-- Exercise goal --
Write what comes next in the forum thread on open sockets in mod_wsgi daemon processes, shown below, starting right after its last sentence.

-- Text --
____

Yes, open log file descriptors are inherited across the fork from
Apache parent process. This should not present any problem.
> 2. mod_wsgi daemon processes seem to have an awful lot of open
> sockets, and the number grows. Even processes running apps that I know
> are getting no traffic see their number of open sockets grow and grow
> over time -- each one eventually having hundreds to thousands of open
> sockets.
>
> Can anyone help me to understand what's going on here? I can post a
> sample config or two, but they are nothing special --
> WSGIDaemonProcesses are set up with varying settings for # of
> processes and threads, WSGIScriptAlias is used to dispatch urls, and
> WSGIProcessGroup is set in the virtual host or location, as
> appropriate. None of the problematic apps are set for more than 2
> processes or 100 threads.
I would need to see the Apache/mod_wsgi configuration bits and know
what Python web application you are running.
Are you able to work out using 'lsof' or 'ofiles' what the sockets are
connecting to? Are you sure you are looking at the mod_wsgi daemon
processes and not the normal Apache worker child processes? Do you use
'display-name' option with WSGIDaemonProcess so 'ps' can show which
are the mod_wsgi daemon processes?
An sample of 'lsof' or 'ofiles' output for one such process would be
good for helping to work it out.
Graham
Not sure that I would recommend running as high as 100 threads, would
normally suggest more processes and less threads per process as
reduces any impact of the GIL.
I am not concerned that the sockets show in daemon processes as they
are inherited across fork from Apache parent process. I would be
concerned if they reference non existent process IDs. The PID in that
socket path should always be the Apache parent process.
Can you run the lsof on the Apache parent process as well and tell me
what the PID of that Apache parent process is.
BTW, elsewhere in main part of Apache configuration, are you setting
WSGISocketPrefix at all?

____

Spatial annotation records
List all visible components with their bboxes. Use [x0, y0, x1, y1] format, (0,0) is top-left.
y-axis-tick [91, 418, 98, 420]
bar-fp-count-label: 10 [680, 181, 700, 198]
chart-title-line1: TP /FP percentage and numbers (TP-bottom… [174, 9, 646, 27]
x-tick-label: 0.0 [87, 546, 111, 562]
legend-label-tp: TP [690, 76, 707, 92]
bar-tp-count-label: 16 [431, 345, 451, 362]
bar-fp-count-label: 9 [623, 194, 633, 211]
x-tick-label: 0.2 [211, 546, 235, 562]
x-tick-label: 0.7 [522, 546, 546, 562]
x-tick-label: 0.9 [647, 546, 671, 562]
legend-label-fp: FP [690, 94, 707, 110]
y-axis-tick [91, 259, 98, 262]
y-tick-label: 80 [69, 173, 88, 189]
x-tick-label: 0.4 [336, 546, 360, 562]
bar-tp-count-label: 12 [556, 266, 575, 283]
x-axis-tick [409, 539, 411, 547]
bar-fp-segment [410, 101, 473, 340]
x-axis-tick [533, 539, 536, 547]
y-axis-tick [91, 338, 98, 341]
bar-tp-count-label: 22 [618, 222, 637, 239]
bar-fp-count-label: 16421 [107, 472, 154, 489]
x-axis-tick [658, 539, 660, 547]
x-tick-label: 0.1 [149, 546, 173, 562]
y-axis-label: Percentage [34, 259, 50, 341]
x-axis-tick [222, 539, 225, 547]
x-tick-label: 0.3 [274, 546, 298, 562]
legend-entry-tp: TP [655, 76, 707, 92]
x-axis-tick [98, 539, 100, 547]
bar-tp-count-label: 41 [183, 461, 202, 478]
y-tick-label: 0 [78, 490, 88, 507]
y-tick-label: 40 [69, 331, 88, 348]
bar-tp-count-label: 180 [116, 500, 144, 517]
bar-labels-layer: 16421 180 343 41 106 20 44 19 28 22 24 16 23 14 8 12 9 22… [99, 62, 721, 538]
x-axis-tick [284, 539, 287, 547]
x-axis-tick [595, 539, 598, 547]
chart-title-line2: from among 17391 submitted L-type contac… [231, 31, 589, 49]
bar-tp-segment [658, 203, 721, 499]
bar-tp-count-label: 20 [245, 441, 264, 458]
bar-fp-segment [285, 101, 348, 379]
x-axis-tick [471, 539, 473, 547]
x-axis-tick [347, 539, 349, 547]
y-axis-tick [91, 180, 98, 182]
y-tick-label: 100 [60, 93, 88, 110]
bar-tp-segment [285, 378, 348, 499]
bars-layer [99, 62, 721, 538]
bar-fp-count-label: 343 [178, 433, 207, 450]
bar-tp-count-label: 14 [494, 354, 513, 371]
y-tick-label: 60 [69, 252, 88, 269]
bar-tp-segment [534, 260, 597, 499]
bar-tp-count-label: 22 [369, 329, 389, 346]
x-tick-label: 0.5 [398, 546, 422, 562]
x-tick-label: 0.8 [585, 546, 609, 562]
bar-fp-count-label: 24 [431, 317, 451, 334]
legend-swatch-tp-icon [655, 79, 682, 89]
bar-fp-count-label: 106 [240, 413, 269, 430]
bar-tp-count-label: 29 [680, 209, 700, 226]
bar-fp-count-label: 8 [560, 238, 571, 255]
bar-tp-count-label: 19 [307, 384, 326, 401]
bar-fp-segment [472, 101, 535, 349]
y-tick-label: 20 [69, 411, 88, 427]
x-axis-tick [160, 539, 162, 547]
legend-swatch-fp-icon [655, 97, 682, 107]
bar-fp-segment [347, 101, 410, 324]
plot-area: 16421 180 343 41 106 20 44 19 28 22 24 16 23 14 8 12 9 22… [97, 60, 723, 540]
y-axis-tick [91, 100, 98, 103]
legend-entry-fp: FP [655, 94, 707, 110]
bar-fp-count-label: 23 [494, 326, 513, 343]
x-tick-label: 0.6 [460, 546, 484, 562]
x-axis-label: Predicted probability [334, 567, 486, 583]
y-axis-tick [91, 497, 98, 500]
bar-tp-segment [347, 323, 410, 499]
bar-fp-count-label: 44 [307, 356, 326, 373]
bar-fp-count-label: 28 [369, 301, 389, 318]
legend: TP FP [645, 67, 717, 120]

____

-- Result for this exercise --
Graham
The Passenger software may appear to have a similar mode of operation,
but it is implemented quite differently from what I understand. The
Passenger software follows more traditional fastcgi type
implementation of performing a fork/exec to run up the actual
application process where as mod_wsgi just does a fork only. That a
separate application is exec'd means all that sort of stuff gets
cleaned up automatically.
In mod_wsgi, it could in the daemon processes at least close off all
daemon listener sockets but its own. Log files are a different matter
though. If the WSGIDaemonProcess is outside of all VirtualHost
containers, it wouldn't be able to close any. If WSGIDaemonProcess is
inside of a VirtualHost, then it could close any which are for a
different VirtualHost.
It can't close everything for global scope daemon processes, because
what is delegated to a daemon process is actually dynamic and so you
can't know in advance what you might need. In other words,
applications from any VirtualHost could be delegated to a global
daemon process.
All the same, yes there is some scope here for doing some cleanup. I
have added ticket:
http://code.google.com/p/modwsgi/issues/detail?id=94
>> I would be
>> concerned if they reference non existent process IDs. The PID in that
>> socket path should always be the Apache parent process.
>
> Some of them reference a PID that is not longer active, but most
> reference the current active apache parent PID. Right now out of
> roughly 300 open sockets per wsgi process, 15 are referencing a PID
> that no longer exists, the rest the current apache parent PID.
Still don't understand how that could be. :-(
>> Can you run the lsof on the Apache parent process as well and tell me
>> what the PID of that Apache parent process is.
>
> The apache parent PID is 29038. It seems to have the same set of
> sockets open as all of the wsgi procs.
>
>> BTW, elsewhere in main part of Apache configuration, are you setting
>> WSGISocketPrefix at all?
>
> No. Should we be?
No, just wanted to ask in case that code path had some bug in it. I
don't usually use that directive myself when doing development and
testing.
I'll see if can make a change to close off stuff that isn't needed and
if you are able to maybe you can try it and see if that makes it more
obvious what actual problem may exist.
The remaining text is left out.